**WORK TO BE COMPLETED:**
Gather all lines from the material that contain "Connecticut".

**DATA EXCERPTS:**
──────────────────────────────

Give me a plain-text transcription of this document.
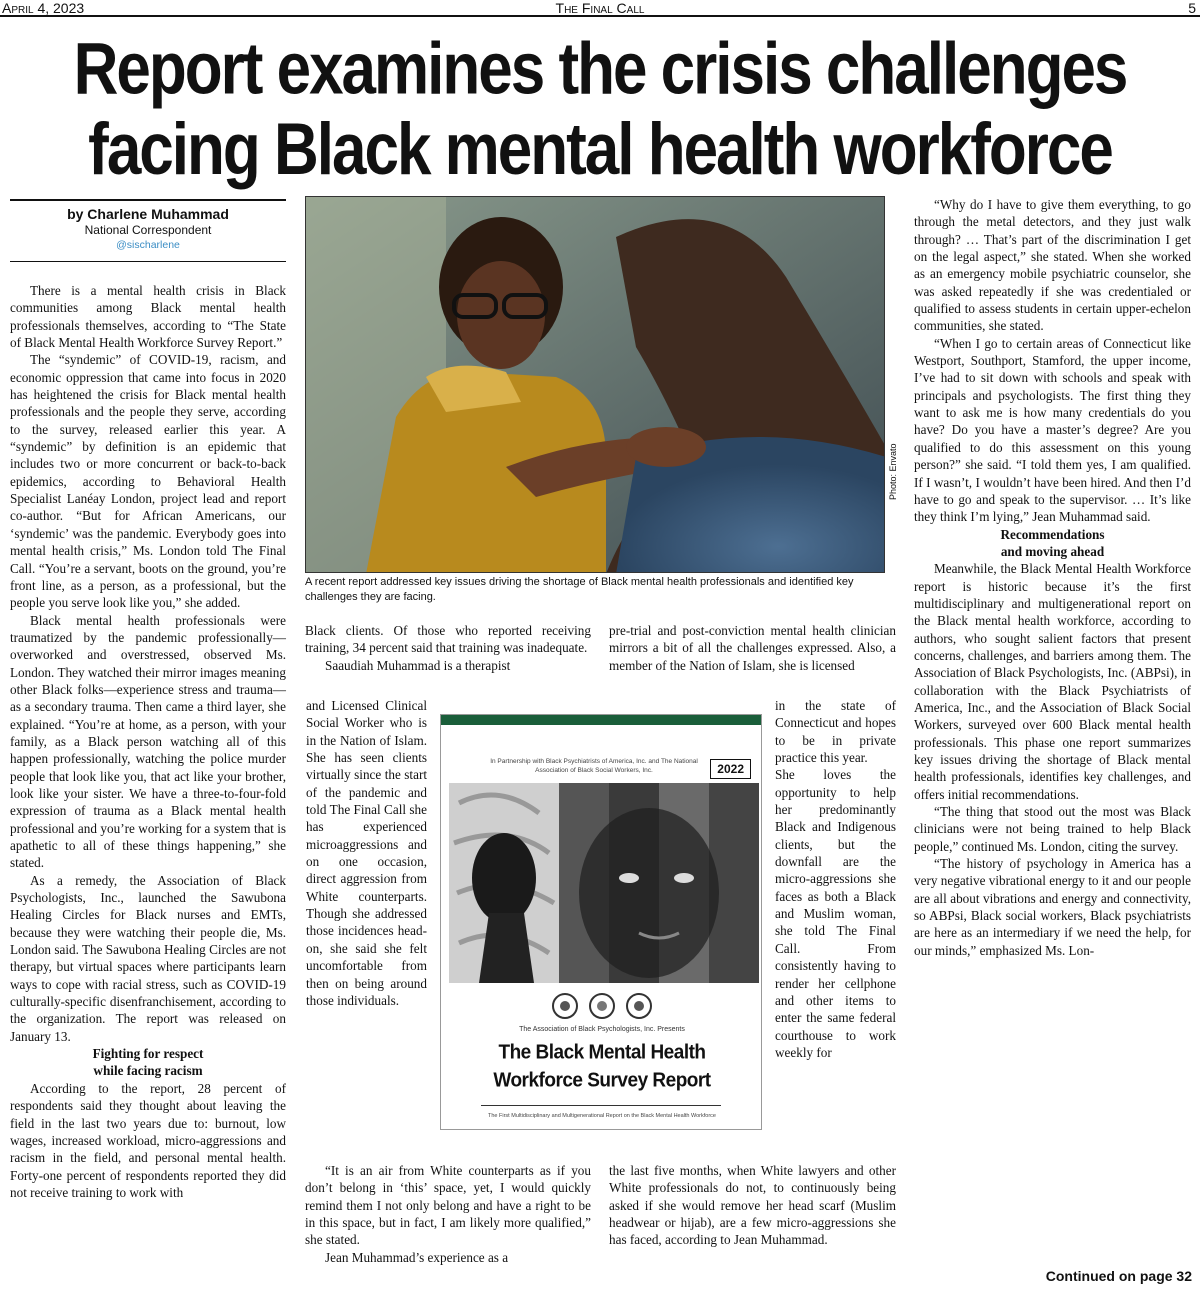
April 4, 2023	The Final Call	5
Report examines the crisis challenges
facing Black mental health workforce
by Charlene Muhammad
National Correspondent
@sischarlene

There is a mental health crisis in Black communities among Black mental health professionals themselves, according to “The State of Black Mental Health Workforce Survey Report.”

The “syndemic” of COVID-19, racism, and economic oppression that came into focus in 2020 has heightened the crisis for Black mental health professionals and the people they serve, according to the survey, released earlier this year. A “syndemic” by definition is an epidemic that includes two or more concurrent or back-to-back epidemics, according to Behavioral Health Specialist Lanéay London, project lead and report co-author. “But for African Americans, our ‘syndemic’ was the pandemic. Everybody goes into mental health crisis,” Ms. London told The Final Call. “You’re a servant, boots on the ground, you’re front line, as a person, as a professional, but the people you serve look like you,” she added.

Black mental health professionals were traumatized by the pandemic professionally—overworked and overstressed, observed Ms. London. They watched their mirror images meaning other Black folks—experience stress and trauma—as a secondary trauma. Then came a third layer, she explained. “You’re at home, as a person, with your family, as a Black person watching all of this happen professionally, watching the police murder people that look like you, that act like your brother, look like your sister. We have a three-to-four-fold expression of trauma as a Black mental health professional and you’re working for a system that is apathetic to all of these things happening,” she stated.

As a remedy, the Association of Black Psychologists, Inc., launched the Sawubona Healing Circles for Black nurses and EMTs, because they were watching their people die, Ms. London said. The Sawubona Healing Circles are not therapy, but virtual spaces where participants learn ways to cope with racial stress, such as COVID-19 culturally-specific disenfranchisement, according to the organization. The report was released on January 13.

Fighting for respect
while facing racism

According to the report, 28 percent of respondents said they thought about leaving the field in the last two years due to: burnout, low wages, increased workload, micro-aggressions and racism in the field, and personal mental health. Forty-one percent of respondents reported they did not receive training to work with

Photo: Envato
A recent report addressed key issues driving the shortage of Black mental health professionals and identified key challenges they are facing.

Black clients. Of those who reported receiving training, 34 percent said that training was inadequate.

Saaudiah Muhammad is a therapist

and Licensed Clinical Social Worker who is in the Nation of Islam. She has seen clients virtually since the start of the pandemic and told The Final Call she has experienced microaggressions and on one occasion, direct aggression from White counterparts. Though she addressed those incidences head-on, she said she felt uncomfortable from then on being around those individuals.

“It is an air from White counterparts as if you don’t belong in ‘this’ space, yet, I would quickly remind them I not only belong and have a right to be in this space, but in fact, I am likely more qualified,” she stated.

Jean Muhammad’s experience as a

pre-trial and post-conviction mental health clinician mirrors a bit of all the challenges expressed. Also, a member of the Nation of Islam, she is licensed

in the state of Connecticut and hopes to be in private practice this year.

She loves the opportunity to help her predominantly Black and Indigenous clients, but the downfall are the micro-aggressions she faces as both a Black and Muslim woman, she told The Final Call. From consistently having to render her cellphone and other items to enter the same federal courthouse to work weekly for

the last five months, when White lawyers and other White professionals do not, to continuously being asked if she would remove her head scarf (Muslim headwear or hijab), are a few micro-aggressions she has faced, according to Jean Muhammad.

In Partnership with Black Psychiatrists of America, Inc. and The National Association of Black Social Workers, Inc.	2022
The Association of Black Psychologists, Inc. Presents
The Black Mental Health
Workforce Survey Report
The First Multidisciplinary and Multigenerational Report on the Black Mental Health Workforce

“Why do I have to give them everything, to go through the metal detectors, and they just walk through? … That’s part of the discrimination I get on the legal aspect,” she stated. When she worked as an emergency mobile psychiatric counselor, she was asked repeatedly if she was credentialed or qualified to assess students in certain upper-echelon communities, she stated.

“When I go to certain areas of Connecticut like Westport, Southport, Stamford, the upper income, I’ve had to sit down with schools and speak with principals and psychologists. The first thing they want to ask me is how many credentials do you have? Do you have a master’s degree? Are you qualified to do this assessment on this young person?” she said. “I told them yes, I am qualified. If I wasn’t, I wouldn’t have been hired. And then I’d have to go and speak to the supervisor. … It’s like they think I’m lying,” Jean Muhammad said.

Recommendations
and moving ahead

Meanwhile, the Black Mental Health Workforce report is historic because it’s the first multidisciplinary and multigenerational report on the Black mental health workforce, according to authors, who sought salient factors that present concerns, challenges, and barriers among them. The Association of Black Psychologists, Inc. (ABPsi), in collaboration with the Black Psychiatrists of America, Inc., and the Association of Black Social Workers, surveyed over 600 Black mental health professionals. This phase one report summarizes key issues driving the shortage of Black mental health professionals, identifies key challenges, and offers initial recommendations.

“The thing that stood out the most was Black clinicians were not being trained to help Black people,” continued Ms. London, citing the survey.

“The history of psychology in America has a very negative vibrational energy to it and our people are all about vibrations and energy and connectivity, so ABPsi, Black social workers, Black psychiatrists are here as an intermediary if we need the help, for our minds,” emphasized Ms. Lon-

Continued on page 32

──────────────────────────────

**SOLVED EXERCISE:**
in the state of Connecticut and hopes to be in private practice this year.
“When I go to certain areas of Connecticut like Westport, Southport, Stamford, the upper income, I’ve had to sit down with schools and speak with principals and psychologists. The first thing they want to ask me is how many credentials do you have? Do you have a master’s degree? Are you qualified to do this assessment on this young person?” she said. “I told them yes, I am qualified. If I wasn’t, I wouldn’t have been hired. And then I’d have to go and speak to the supervisor. … It’s like they think I’m lying,” Jean Muhammad said.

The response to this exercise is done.